_What you will do_
Copy all of the material exactly. Pictures are not to appear in the copy.

_Given entries_

------------------------------------------------

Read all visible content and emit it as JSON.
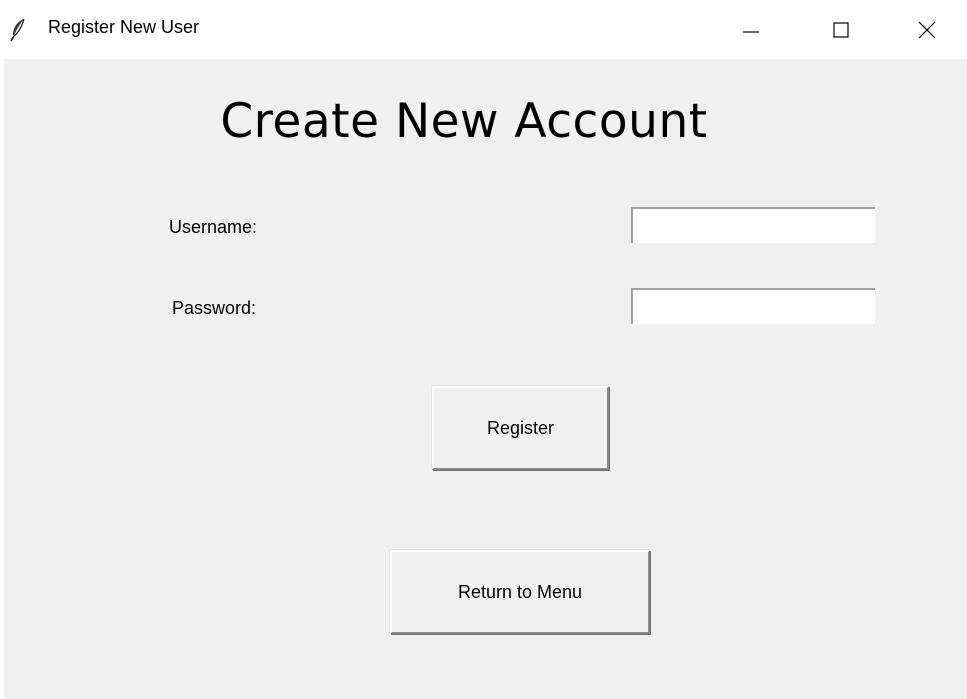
{
  "window": {
    "title": "Register New User",
    "icon": "feather-icon",
    "controls": [
      "minimize-icon",
      "maximize-icon",
      "close-icon"
    ]
  },
  "form": {
    "heading": "Create New Account",
    "username_label": "Username:",
    "username_value": "",
    "password_label": "Password:",
    "password_value": "",
    "register_label": "Register",
    "return_label": "Return to Menu"
  },
  "colors": {
    "background": "#f0f0f0",
    "titlebar": "#ffffff",
    "entry_background": "#ffffff"
  }
}
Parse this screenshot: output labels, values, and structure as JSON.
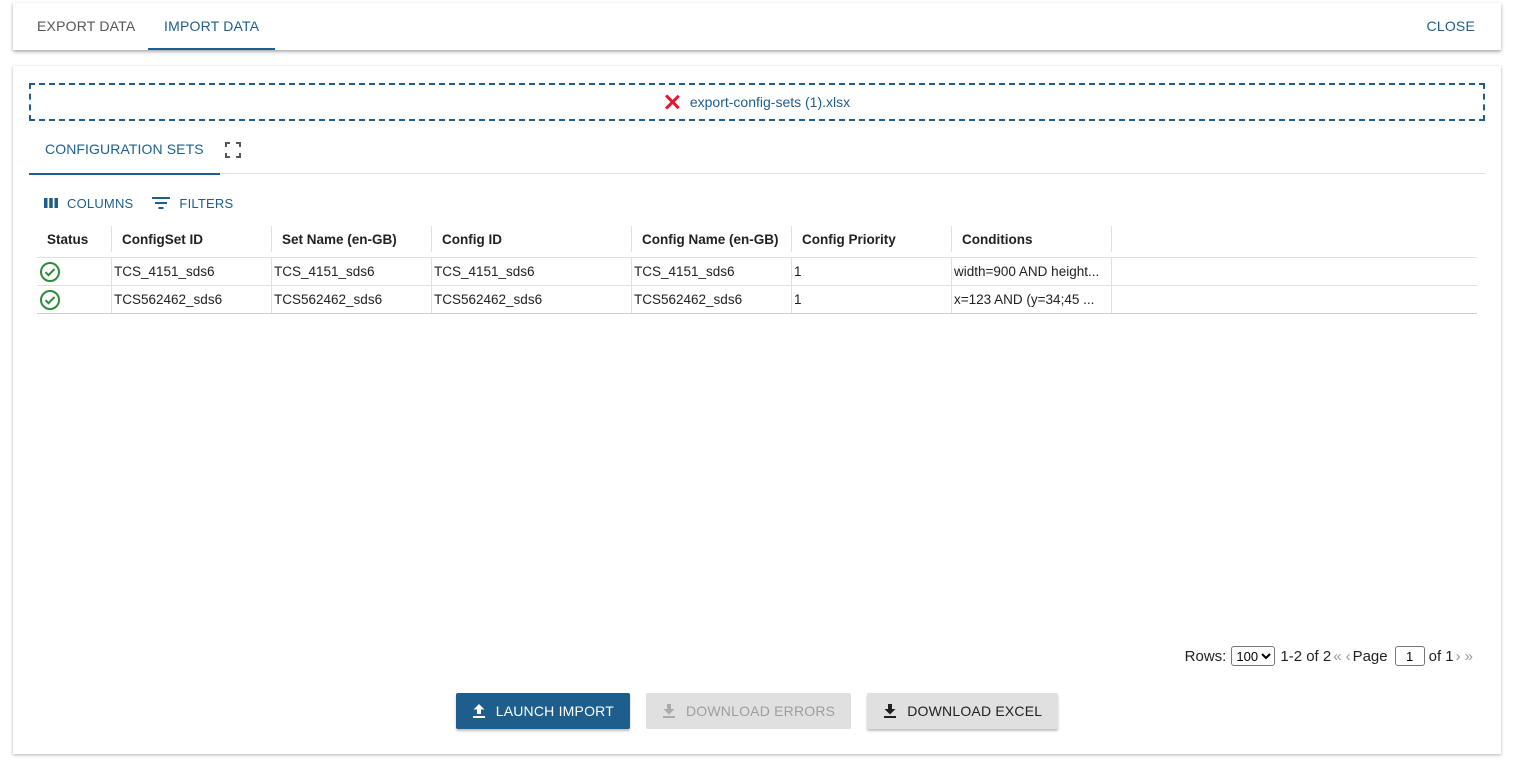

------------------------------------------------

_Complete output_
Read all visible content and emit it as JSON.
{
  "window": {
    "title": "Register New User",
    "icon": "feather-icon",
    "controls": [
      "minimize-icon",
      "maximize-icon",
      "close-icon"
    ]
  },
  "form": {
    "heading": "Create New Account",
    "username_label": "Username:",
    "username_value": "",
    "password_label": "Password:",
    "password_value": "",
    "register_label": "Register",
    "return_label": "Return to Menu"
  },
  "colors": {
    "background": "#f0f0f0",
    "titlebar": "#ffffff",
    "entry_background": "#ffffff"
  }
}
Parse this screenshot: output labels, values, and structure as JSON.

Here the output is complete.